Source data
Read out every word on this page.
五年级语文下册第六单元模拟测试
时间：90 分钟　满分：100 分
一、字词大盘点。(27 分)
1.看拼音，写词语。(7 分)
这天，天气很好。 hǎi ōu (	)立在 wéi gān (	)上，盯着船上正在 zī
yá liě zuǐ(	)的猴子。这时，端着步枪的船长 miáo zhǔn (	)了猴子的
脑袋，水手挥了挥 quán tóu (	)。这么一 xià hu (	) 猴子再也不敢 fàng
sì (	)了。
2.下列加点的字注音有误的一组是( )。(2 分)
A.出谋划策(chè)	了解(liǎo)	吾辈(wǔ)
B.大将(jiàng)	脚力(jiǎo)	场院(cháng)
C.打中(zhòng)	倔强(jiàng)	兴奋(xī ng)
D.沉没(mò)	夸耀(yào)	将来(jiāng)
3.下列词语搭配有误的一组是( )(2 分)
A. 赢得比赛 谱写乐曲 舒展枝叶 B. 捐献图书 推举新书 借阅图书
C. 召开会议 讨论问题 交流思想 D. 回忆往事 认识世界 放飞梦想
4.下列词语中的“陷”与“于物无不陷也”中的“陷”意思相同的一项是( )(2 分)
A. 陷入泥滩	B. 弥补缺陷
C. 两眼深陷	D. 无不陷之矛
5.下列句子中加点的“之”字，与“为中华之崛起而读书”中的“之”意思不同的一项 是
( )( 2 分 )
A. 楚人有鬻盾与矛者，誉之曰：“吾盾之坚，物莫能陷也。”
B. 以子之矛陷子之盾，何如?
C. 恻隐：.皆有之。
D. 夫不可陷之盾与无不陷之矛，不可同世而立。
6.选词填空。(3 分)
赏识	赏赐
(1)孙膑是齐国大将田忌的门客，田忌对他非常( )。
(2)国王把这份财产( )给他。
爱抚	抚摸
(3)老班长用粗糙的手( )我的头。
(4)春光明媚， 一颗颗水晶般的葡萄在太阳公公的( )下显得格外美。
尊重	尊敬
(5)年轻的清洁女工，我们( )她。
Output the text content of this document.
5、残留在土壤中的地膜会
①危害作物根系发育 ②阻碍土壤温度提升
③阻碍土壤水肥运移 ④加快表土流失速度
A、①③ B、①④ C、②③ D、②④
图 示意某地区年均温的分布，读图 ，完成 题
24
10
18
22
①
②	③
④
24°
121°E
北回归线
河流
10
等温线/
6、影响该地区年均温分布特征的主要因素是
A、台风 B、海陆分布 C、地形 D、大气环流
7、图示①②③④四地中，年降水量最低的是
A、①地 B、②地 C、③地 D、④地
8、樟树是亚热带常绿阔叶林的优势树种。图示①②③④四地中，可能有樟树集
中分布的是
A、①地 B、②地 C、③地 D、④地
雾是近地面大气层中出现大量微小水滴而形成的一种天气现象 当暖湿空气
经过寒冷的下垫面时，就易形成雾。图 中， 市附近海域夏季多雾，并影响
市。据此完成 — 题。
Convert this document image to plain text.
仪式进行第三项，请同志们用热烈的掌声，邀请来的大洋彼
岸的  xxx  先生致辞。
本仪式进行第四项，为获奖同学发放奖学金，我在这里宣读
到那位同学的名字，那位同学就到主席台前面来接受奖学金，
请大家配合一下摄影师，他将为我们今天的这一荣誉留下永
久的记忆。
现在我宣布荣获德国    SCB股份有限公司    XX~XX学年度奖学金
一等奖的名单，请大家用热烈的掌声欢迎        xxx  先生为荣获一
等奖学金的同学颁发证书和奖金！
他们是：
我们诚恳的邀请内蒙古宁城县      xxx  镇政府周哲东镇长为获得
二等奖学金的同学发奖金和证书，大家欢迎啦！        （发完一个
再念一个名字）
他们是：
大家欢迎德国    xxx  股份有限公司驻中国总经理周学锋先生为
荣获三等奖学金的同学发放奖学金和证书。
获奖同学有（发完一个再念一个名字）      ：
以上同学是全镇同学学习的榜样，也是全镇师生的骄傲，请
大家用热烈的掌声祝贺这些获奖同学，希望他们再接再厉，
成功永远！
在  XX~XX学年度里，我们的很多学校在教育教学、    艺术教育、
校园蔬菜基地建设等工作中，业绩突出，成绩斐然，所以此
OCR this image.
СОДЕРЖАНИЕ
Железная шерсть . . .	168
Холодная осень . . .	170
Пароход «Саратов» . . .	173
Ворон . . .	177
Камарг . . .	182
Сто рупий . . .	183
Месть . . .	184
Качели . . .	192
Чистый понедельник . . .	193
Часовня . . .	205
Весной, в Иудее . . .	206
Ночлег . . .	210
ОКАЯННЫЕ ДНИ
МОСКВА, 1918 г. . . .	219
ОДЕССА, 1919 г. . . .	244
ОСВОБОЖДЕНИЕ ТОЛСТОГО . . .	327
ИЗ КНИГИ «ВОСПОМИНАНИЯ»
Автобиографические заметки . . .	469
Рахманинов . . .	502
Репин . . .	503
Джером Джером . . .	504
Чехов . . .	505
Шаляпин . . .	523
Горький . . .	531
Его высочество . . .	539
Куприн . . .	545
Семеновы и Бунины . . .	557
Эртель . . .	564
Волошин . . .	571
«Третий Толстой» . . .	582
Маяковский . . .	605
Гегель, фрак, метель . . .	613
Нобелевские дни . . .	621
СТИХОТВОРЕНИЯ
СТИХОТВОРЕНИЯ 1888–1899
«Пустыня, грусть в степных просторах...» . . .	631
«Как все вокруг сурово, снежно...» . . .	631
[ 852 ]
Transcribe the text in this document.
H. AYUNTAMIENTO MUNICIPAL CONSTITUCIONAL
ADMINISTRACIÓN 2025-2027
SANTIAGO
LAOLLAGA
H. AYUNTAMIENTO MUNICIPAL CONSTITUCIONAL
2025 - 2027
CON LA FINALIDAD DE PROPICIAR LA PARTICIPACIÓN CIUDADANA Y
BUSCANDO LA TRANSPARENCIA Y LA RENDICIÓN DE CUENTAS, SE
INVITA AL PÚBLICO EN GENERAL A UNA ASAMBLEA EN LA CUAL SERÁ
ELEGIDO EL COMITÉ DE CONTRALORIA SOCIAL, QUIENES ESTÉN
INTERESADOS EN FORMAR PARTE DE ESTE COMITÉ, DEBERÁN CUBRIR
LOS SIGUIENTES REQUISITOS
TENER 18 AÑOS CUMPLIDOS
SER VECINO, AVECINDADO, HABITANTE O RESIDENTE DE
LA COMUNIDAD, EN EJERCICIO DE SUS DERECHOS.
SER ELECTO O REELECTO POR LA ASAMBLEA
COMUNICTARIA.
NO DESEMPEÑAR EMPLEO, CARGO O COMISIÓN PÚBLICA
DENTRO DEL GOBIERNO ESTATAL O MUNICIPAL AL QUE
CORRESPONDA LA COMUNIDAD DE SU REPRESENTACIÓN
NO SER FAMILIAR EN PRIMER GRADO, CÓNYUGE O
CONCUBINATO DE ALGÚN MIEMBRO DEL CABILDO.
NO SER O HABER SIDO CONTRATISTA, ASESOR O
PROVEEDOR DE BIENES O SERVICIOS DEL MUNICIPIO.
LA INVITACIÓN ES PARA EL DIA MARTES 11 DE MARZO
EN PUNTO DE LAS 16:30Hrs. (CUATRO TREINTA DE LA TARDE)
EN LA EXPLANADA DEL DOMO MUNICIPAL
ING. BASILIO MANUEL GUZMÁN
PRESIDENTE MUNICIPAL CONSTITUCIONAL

__YOUR GOAL__
Reproduce the listing shown above in its entirety, exactly.

__TASK OUTPUT__
Read out every word on this page.
五年级语文下册第六单元模拟测试
时间：90 分钟　满分：100 分
一、字词大盘点。(27 分)
1.看拼音，写词语。(7 分)
这天，天气很好。 hǎi ōu (	)立在 wéi gān (	)上，盯着船上正在 zī
yá liě zuǐ(	)的猴子。这时，端着步枪的船长 miáo zhǔn (	)了猴子的
脑袋，水手挥了挥 quán tóu (	)。这么一 xià hu (	) 猴子再也不敢 fàng
sì (	)了。
2.下列加点的字注音有误的一组是( )。(2 分)
A.出谋划策(chè)	了解(liǎo)	吾辈(wǔ)
B.大将(jiàng)	脚力(jiǎo)	场院(cháng)
C.打中(zhòng)	倔强(jiàng)	兴奋(xī ng)
D.沉没(mò)	夸耀(yào)	将来(jiāng)
3.下列词语搭配有误的一组是( )(2 分)
A. 赢得比赛 谱写乐曲 舒展枝叶 B. 捐献图书 推举新书 借阅图书
C. 召开会议 讨论问题 交流思想 D. 回忆往事 认识世界 放飞梦想
4.下列词语中的“陷”与“于物无不陷也”中的“陷”意思相同的一项是( )(2 分)
A. 陷入泥滩	B. 弥补缺陷
C. 两眼深陷	D. 无不陷之矛
5.下列句子中加点的“之”字，与“为中华之崛起而读书”中的“之”意思不同的一项 是
( )( 2 分 )
A. 楚人有鬻盾与矛者，誉之曰：“吾盾之坚，物莫能陷也。”
B. 以子之矛陷子之盾，何如?
C. 恻隐：.皆有之。
D. 夫不可陷之盾与无不陷之矛，不可同世而立。
6.选词填空。(3 分)
赏识	赏赐
(1)孙膑是齐国大将田忌的门客，田忌对他非常( )。
(2)国王把这份财产( )给他。
爱抚	抚摸
(3)老班长用粗糙的手( )我的头。
(4)春光明媚， 一颗颗水晶般的葡萄在太阳公公的( )下显得格外美。
尊重	尊敬
(5)年轻的清洁女工，我们( )她。
Output the text content of this document.
5、残留在土壤中的地膜会
①危害作物根系发育 ②阻碍土壤温度提升
③阻碍土壤水肥运移 ④加快表土流失速度
A、①③ B、①④ C、②③ D、②④
图 示意某地区年均温的分布，读图 ，完成 题
24
10
18
22
①
②	③
④
24°
121°E
北回归线
河流
10
等温线/
6、影响该地区年均温分布特征的主要因素是
A、台风 B、海陆分布 C、地形 D、大气环流
7、图示①②③④四地中，年降水量最低的是
A、①地 B、②地 C、③地 D、④地
8、樟树是亚热带常绿阔叶林的优势树种。图示①②③④四地中，可能有樟树集
中分布的是
A、①地 B、②地 C、③地 D、④地
雾是近地面大气层中出现大量微小水滴而形成的一种天气现象 当暖湿空气
经过寒冷的下垫面时，就易形成雾。图 中， 市附近海域夏季多雾，并影响
市。据此完成 — 题。
Convert this document image to plain text.
仪式进行第三项，请同志们用热烈的掌声，邀请来的大洋彼
岸的  xxx  先生致辞。
本仪式进行第四项，为获奖同学发放奖学金，我在这里宣读
到那位同学的名字，那位同学就到主席台前面来接受奖学金，
请大家配合一下摄影师，他将为我们今天的这一荣誉留下永
久的记忆。
现在我宣布荣获德国    SCB股份有限公司    XX~XX学年度奖学金
一等奖的名单，请大家用热烈的掌声欢迎        xxx  先生为荣获一
等奖学金的同学颁发证书和奖金！
他们是：
我们诚恳的邀请内蒙古宁城县      xxx  镇政府周哲东镇长为获得
二等奖学金的同学发奖金和证书，大家欢迎啦！        （发完一个
再念一个名字）
他们是：
大家欢迎德国    xxx  股份有限公司驻中国总经理周学锋先生为
荣获三等奖学金的同学发放奖学金和证书。
获奖同学有（发完一个再念一个名字）      ：
以上同学是全镇同学学习的榜样，也是全镇师生的骄傲，请
大家用热烈的掌声祝贺这些获奖同学，希望他们再接再厉，
成功永远！
在  XX~XX学年度里，我们的很多学校在教育教学、    艺术教育、
校园蔬菜基地建设等工作中，业绩突出，成绩斐然，所以此
OCR this image.
СОДЕРЖАНИЕ
Железная шерсть . . .	168
Холодная осень . . .	170
Пароход «Саратов» . . .	173
Ворон . . .	177
Камарг . . .	182
Сто рупий . . .	183
Месть . . .	184
Качели . . .	192
Чистый понедельник . . .	193
Часовня . . .	205
Весной, в Иудее . . .	206
Ночлег . . .	210
ОКАЯННЫЕ ДНИ
МОСКВА, 1918 г. . . .	219
ОДЕССА, 1919 г. . . .	244
ОСВОБОЖДЕНИЕ ТОЛСТОГО . . .	327
ИЗ КНИГИ «ВОСПОМИНАНИЯ»
Автобиографические заметки . . .	469
Рахманинов . . .	502
Репин . . .	503
Джером Джером . . .	504
Чехов . . .	505
Шаляпин . . .	523
Горький . . .	531
Его высочество . . .	539
Куприн . . .	545
Семеновы и Бунины . . .	557
Эртель . . .	564
Волошин . . .	571
«Третий Толстой» . . .	582
Маяковский . . .	605
Гегель, фрак, метель . . .	613
Нобелевские дни . . .	621
СТИХОТВОРЕНИЯ
СТИХОТВОРЕНИЯ 1888–1899
«Пустыня, грусть в степных просторах...» . . .	631
«Как все вокруг сурово, снежно...» . . .	631
[ 852 ]
Transcribe the text in this document.
H. AYUNTAMIENTO MUNICIPAL CONSTITUCIONAL
ADMINISTRACIÓN 2025-2027
SANTIAGO
LAOLLAGA
H. AYUNTAMIENTO MUNICIPAL CONSTITUCIONAL
2025 - 2027
CON LA FINALIDAD DE PROPICIAR LA PARTICIPACIÓN CIUDADANA Y
BUSCANDO LA TRANSPARENCIA Y LA RENDICIÓN DE CUENTAS, SE
INVITA AL PÚBLICO EN GENERAL A UNA ASAMBLEA EN LA CUAL SERÁ
ELEGIDO EL COMITÉ DE CONTRALORIA SOCIAL, QUIENES ESTÉN
INTERESADOS EN FORMAR PARTE DE ESTE COMITÉ, DEBERÁN CUBRIR
LOS SIGUIENTES REQUISITOS
TENER 18 AÑOS CUMPLIDOS
SER VECINO, AVECINDADO, HABITANTE O RESIDENTE DE
LA COMUNIDAD, EN EJERCICIO DE SUS DERECHOS.
SER ELECTO O REELECTO POR LA ASAMBLEA
COMUNICTARIA.
NO DESEMPEÑAR EMPLEO, CARGO O COMISIÓN PÚBLICA
DENTRO DEL GOBIERNO ESTATAL O MUNICIPAL AL QUE
CORRESPONDA LA COMUNIDAD DE SU REPRESENTACIÓN
NO SER FAMILIAR EN PRIMER GRADO, CÓNYUGE O
CONCUBINATO DE ALGÚN MIEMBRO DEL CABILDO.
NO SER O HABER SIDO CONTRATISTA, ASESOR O
PROVEEDOR DE BIENES O SERVICIOS DEL MUNICIPIO.
LA INVITACIÓN ES PARA EL DIA MARTES 11 DE MARZO
EN PUNTO DE LAS 16:30Hrs. (CUATRO TREINTA DE LA TARDE)
EN LA EXPLANADA DEL DOMO MUNICIPAL
ING. BASILIO MANUEL GUZMÁN
PRESIDENTE MUNICIPAL CONSTITUCIONAL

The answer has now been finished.